[TASK]: For this exercise, repeat all of the material verbatim apart from its images.
[START ENTRIES SHOWN]
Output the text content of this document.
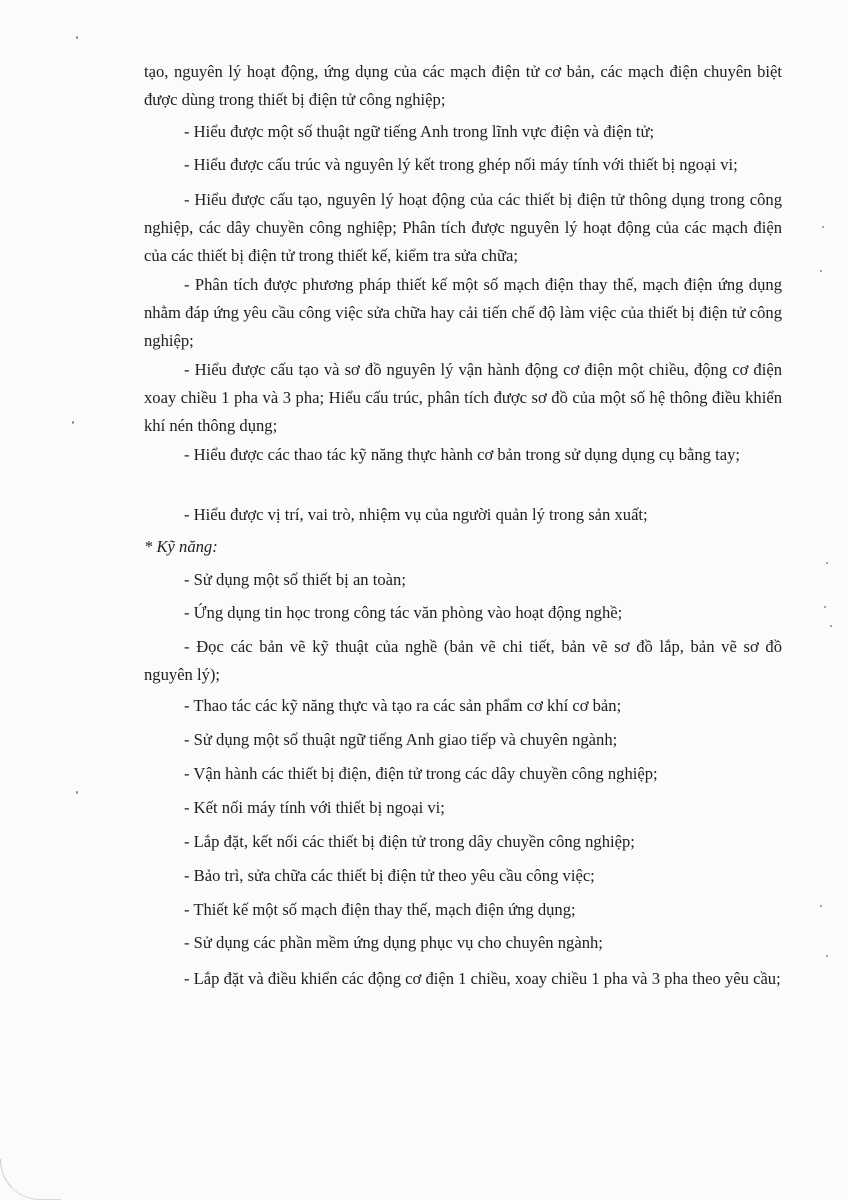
tạo, nguyên lý hoạt động, ứng dụng của các mạch điện tử cơ bản, các mạch điện chuyên biệt được dùng trong thiết bị điện tử công nghiệp;

- Hiểu được một số thuật ngữ tiếng Anh trong lĩnh vực điện và điện tử;

- Hiểu được cấu trúc và nguyên lý kết trong ghép nối máy tính với thiết bị ngoại vi;

- Hiểu được cấu tạo, nguyên lý hoạt động của các thiết bị điện tử thông dụng trong công nghiệp, các dây chuyền công nghiệp; Phân tích được nguyên lý hoạt động của các mạch điện của các thiết bị điện tử trong thiết kế, kiểm tra sửa chữa;

- Phân tích được phương pháp thiết kế một số mạch điện thay thế, mạch điện ứng dụng nhằm đáp ứng yêu cầu công việc sửa chữa hay cải tiến chế độ làm việc của thiết bị điện tử công nghiệp;

- Hiểu được cấu tạo và sơ đồ nguyên lý vận hành động cơ điện một chiều, động cơ điện xoay chiều 1 pha và 3 pha; Hiểu cấu trúc, phân tích được sơ đồ của một số hệ thông điều khiển khí nén thông dụng;

- Hiểu được các thao tác kỹ năng thực hành cơ bản trong sử dụng dụng cụ bằng tay;

- Hiểu được vị trí, vai trò, nhiệm vụ của người quản lý trong sản xuất;

* Kỹ năng:

- Sử dụng một số thiết bị an toàn;

- Ứng dụng tin học trong công tác văn phòng vào hoạt động nghề;

- Đọc các bản vẽ kỹ thuật của nghề (bản vẽ chi tiết, bản vẽ sơ đồ lắp, bản vẽ sơ đồ nguyên lý);

- Thao tác các kỹ năng thực và tạo ra các sản phẩm cơ khí cơ bản;

- Sử dụng một số thuật ngữ tiếng Anh giao tiếp và chuyên ngành;

- Vận hành các thiết bị điện, điện tử trong các dây chuyền công nghiệp;

- Kết nối máy tính với thiết bị ngoại vi;

- Lắp đặt, kết nối các thiết bị điện tử trong dây chuyền công nghiệp;

- Bảo trì, sửa chữa các thiết bị điện tử theo yêu cầu công việc;

- Thiết kế một số mạch điện thay thế, mạch điện ứng dụng;

- Sử dụng các phần mềm ứng dụng phục vụ cho chuyên ngành;

- Lắp đặt và điều khiển các động cơ điện 1 chiều, xoay chiều 1 pha và 3 pha theo yêu cầu;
[END ENTRIES SHOWN]
[WRITTEN RESPONSE]:
Output the text content of this document.
tạo, nguyên lý hoạt động, ứng dụng của các mạch điện tử cơ bản, các mạch điện chuyên biệt được dùng trong thiết bị điện tử công nghiệp;

- Hiểu được một số thuật ngữ tiếng Anh trong lĩnh vực điện và điện tử;

- Hiểu được cấu trúc và nguyên lý kết trong ghép nối máy tính với thiết bị ngoại vi;

- Hiểu được cấu tạo, nguyên lý hoạt động của các thiết bị điện tử thông dụng trong công nghiệp, các dây chuyền công nghiệp; Phân tích được nguyên lý hoạt động của các mạch điện của các thiết bị điện tử trong thiết kế, kiểm tra sửa chữa;

- Phân tích được phương pháp thiết kế một số mạch điện thay thế, mạch điện ứng dụng nhằm đáp ứng yêu cầu công việc sửa chữa hay cải tiến chế độ làm việc của thiết bị điện tử công nghiệp;

- Hiểu được cấu tạo và sơ đồ nguyên lý vận hành động cơ điện một chiều, động cơ điện xoay chiều 1 pha và 3 pha; Hiểu cấu trúc, phân tích được sơ đồ của một số hệ thông điều khiển khí nén thông dụng;

- Hiểu được các thao tác kỹ năng thực hành cơ bản trong sử dụng dụng cụ bằng tay;

- Hiểu được vị trí, vai trò, nhiệm vụ của người quản lý trong sản xuất;

* Kỹ năng:

- Sử dụng một số thiết bị an toàn;

- Ứng dụng tin học trong công tác văn phòng vào hoạt động nghề;

- Đọc các bản vẽ kỹ thuật của nghề (bản vẽ chi tiết, bản vẽ sơ đồ lắp, bản vẽ sơ đồ nguyên lý);

- Thao tác các kỹ năng thực và tạo ra các sản phẩm cơ khí cơ bản;

- Sử dụng một số thuật ngữ tiếng Anh giao tiếp và chuyên ngành;

- Vận hành các thiết bị điện, điện tử trong các dây chuyền công nghiệp;

- Kết nối máy tính với thiết bị ngoại vi;

- Lắp đặt, kết nối các thiết bị điện tử trong dây chuyền công nghiệp;

- Bảo trì, sửa chữa các thiết bị điện tử theo yêu cầu công việc;

- Thiết kế một số mạch điện thay thế, mạch điện ứng dụng;

- Sử dụng các phần mềm ứng dụng phục vụ cho chuyên ngành;

- Lắp đặt và điều khiển các động cơ điện 1 chiều, xoay chiều 1 pha và 3 pha theo yêu cầu;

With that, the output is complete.